■ **Stated task**
In the entries below, identify every line with the string "type" and copy it.

■ **The input**
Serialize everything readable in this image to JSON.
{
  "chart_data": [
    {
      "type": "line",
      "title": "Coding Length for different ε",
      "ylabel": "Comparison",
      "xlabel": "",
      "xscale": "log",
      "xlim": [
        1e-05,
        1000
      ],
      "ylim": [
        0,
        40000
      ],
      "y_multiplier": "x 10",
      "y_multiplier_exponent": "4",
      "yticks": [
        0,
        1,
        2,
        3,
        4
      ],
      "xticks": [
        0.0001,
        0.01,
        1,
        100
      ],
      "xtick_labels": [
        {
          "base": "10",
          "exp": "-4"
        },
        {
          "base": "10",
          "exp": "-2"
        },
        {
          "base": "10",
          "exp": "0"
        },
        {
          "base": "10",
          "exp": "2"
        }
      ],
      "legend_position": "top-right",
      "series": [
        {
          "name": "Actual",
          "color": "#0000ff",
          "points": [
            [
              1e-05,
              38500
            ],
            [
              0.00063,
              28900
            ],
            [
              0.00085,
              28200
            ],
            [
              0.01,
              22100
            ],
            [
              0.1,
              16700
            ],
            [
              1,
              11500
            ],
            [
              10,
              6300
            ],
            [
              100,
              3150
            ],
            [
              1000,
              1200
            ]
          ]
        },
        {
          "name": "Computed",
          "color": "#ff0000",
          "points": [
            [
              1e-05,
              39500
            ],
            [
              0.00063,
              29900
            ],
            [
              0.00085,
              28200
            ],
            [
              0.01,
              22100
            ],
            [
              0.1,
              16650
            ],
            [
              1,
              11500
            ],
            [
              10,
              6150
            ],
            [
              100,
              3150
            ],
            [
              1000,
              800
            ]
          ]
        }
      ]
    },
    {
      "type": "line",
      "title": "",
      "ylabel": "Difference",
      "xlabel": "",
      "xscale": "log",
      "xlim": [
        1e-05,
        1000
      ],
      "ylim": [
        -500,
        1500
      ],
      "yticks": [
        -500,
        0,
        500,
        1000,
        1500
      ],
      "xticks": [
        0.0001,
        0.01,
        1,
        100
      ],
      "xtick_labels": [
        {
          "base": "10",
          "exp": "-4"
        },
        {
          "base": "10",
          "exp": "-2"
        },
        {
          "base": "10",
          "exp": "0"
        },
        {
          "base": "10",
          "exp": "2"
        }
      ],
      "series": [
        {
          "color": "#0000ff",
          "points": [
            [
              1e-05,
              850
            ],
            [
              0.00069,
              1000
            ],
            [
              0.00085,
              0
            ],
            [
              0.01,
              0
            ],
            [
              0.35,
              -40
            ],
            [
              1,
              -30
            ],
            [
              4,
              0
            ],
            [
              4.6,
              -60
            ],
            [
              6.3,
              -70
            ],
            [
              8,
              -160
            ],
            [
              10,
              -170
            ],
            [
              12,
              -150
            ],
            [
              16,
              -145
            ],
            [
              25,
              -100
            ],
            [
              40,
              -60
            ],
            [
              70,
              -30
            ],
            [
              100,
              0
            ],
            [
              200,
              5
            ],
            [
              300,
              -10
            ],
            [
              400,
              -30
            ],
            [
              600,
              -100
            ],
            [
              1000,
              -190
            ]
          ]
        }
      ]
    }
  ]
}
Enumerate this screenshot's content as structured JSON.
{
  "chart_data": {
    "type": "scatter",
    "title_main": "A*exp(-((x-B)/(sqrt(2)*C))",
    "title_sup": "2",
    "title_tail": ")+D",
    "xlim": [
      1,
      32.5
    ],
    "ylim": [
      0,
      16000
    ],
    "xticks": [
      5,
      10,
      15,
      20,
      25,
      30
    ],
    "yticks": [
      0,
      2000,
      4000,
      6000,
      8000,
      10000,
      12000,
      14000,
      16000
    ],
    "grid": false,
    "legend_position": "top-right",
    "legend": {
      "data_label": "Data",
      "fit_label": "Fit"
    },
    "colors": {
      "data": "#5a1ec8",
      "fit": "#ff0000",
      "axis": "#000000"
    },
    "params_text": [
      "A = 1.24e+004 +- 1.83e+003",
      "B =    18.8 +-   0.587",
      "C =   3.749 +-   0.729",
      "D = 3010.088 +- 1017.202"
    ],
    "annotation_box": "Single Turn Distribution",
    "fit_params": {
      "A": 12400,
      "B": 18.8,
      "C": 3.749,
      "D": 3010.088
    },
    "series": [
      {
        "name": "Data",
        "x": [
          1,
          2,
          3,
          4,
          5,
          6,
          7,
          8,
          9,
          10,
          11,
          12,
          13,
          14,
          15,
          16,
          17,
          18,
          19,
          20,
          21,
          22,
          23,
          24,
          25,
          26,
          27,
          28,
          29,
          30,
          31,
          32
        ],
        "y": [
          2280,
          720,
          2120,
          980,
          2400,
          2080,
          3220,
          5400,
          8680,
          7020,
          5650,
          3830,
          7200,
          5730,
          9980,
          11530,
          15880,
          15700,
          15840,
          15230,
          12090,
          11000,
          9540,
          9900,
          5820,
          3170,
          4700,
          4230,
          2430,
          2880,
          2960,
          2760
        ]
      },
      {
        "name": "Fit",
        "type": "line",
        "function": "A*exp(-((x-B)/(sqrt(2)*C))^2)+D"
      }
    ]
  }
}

■ **Response**
      "type": "line",
      "type": "line",
    "type": "scatter",
        "type": "line",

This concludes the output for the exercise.